Your instructions.
For each line below that includes the word "minimos", make a copy.

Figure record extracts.
((
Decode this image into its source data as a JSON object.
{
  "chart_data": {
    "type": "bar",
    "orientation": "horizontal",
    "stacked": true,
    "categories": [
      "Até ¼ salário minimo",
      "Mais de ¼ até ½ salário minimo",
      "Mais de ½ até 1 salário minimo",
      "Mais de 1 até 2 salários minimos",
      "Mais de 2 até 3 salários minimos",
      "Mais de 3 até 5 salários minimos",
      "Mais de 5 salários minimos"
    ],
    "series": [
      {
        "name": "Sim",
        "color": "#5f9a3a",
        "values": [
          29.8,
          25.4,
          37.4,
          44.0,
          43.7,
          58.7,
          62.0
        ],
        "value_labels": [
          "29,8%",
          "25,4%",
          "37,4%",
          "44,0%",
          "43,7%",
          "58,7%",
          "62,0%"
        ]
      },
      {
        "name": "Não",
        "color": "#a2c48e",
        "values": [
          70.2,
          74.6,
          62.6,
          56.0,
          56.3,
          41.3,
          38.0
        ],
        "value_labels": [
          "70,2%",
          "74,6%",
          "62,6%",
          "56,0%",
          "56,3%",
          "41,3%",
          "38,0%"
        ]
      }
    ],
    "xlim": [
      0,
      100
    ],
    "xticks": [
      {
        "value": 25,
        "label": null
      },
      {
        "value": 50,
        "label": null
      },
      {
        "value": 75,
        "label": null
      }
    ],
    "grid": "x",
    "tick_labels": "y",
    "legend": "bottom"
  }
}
))
((
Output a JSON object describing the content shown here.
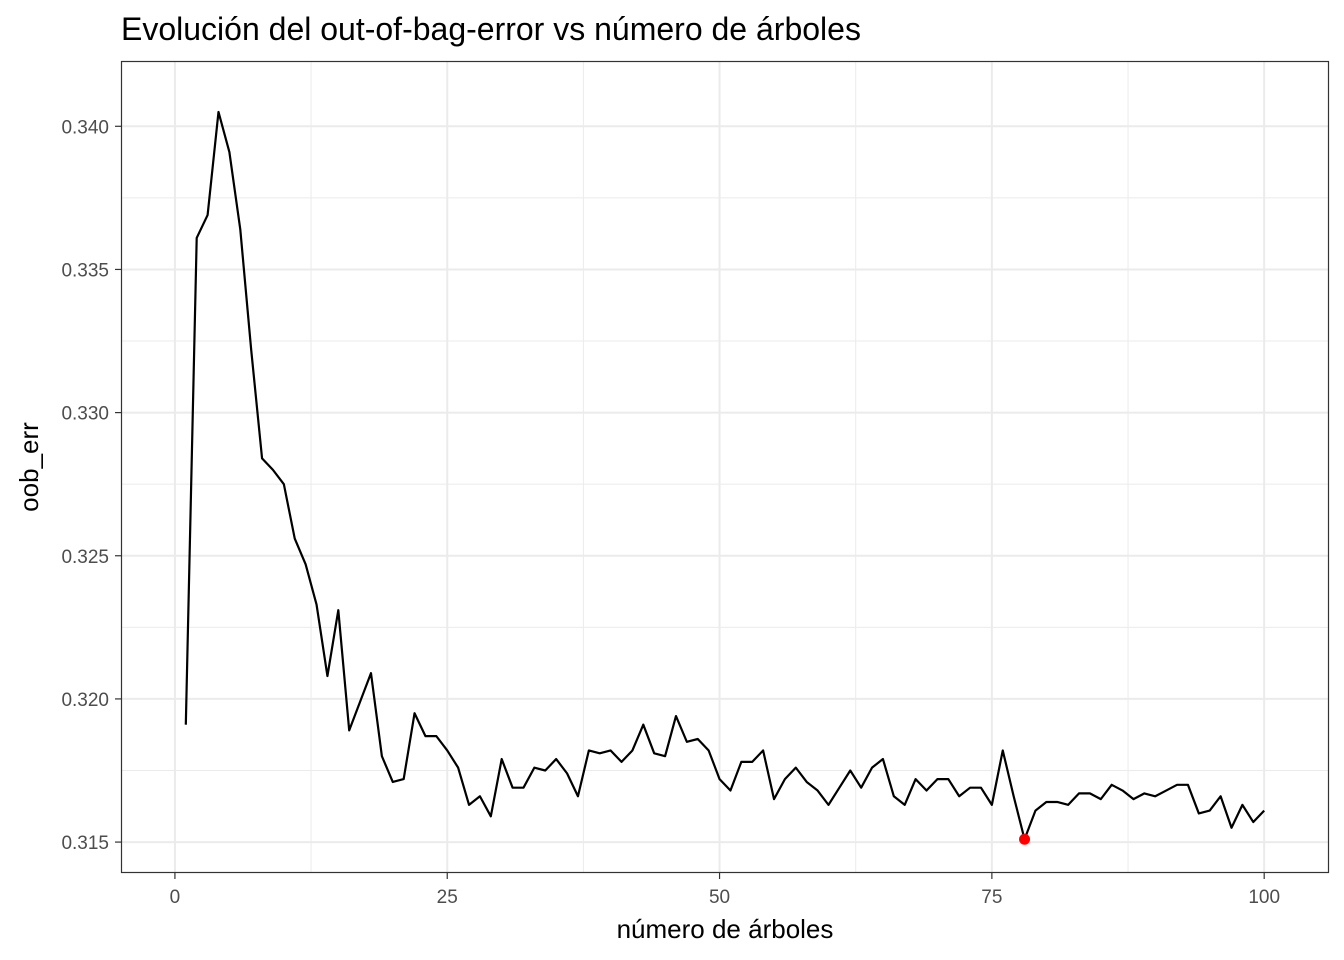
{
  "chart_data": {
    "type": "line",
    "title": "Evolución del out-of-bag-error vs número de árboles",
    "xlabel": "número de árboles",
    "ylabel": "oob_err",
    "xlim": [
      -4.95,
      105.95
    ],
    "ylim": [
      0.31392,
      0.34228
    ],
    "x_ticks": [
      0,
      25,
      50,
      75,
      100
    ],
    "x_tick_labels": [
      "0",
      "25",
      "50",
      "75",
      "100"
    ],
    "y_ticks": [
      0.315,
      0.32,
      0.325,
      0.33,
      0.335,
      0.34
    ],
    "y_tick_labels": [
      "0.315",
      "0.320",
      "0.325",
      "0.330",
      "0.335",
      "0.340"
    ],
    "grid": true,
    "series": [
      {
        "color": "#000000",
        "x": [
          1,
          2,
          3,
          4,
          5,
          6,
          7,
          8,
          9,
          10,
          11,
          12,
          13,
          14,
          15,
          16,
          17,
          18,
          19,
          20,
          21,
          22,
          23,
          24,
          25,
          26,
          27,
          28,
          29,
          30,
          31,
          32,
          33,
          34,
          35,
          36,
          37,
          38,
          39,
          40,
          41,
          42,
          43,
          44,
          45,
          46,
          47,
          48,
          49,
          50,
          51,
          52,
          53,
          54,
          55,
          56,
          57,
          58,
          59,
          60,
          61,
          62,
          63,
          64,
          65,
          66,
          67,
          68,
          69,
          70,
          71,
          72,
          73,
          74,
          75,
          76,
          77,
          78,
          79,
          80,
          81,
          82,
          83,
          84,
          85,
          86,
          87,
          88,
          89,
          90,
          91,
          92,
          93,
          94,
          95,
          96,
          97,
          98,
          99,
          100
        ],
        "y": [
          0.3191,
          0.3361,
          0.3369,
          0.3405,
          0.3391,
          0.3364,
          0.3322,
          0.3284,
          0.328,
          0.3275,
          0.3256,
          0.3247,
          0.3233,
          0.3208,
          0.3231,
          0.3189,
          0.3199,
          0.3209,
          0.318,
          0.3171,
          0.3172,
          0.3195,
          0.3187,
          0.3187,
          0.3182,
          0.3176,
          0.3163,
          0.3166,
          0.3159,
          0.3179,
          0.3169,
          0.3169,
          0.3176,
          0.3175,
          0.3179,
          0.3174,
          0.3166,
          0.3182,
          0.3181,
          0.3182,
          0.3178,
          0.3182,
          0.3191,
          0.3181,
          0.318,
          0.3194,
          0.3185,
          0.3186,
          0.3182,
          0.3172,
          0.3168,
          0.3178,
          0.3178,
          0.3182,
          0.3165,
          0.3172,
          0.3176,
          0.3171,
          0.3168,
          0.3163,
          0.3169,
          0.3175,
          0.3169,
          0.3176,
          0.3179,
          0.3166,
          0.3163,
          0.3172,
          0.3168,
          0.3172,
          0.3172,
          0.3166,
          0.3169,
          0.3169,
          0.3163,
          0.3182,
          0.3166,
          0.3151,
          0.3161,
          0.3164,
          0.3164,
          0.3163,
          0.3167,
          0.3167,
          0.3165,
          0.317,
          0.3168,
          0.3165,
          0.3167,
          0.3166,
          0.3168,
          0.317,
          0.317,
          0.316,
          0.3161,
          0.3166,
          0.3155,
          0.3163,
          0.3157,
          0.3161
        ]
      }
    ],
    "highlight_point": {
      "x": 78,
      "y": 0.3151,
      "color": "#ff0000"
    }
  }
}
))
Result of the exercise.
      "Mais de 1 até 2 salários minimos",
      "Mais de 2 até 3 salários minimos",
      "Mais de 3 até 5 salários minimos",
      "Mais de 5 salários minimos"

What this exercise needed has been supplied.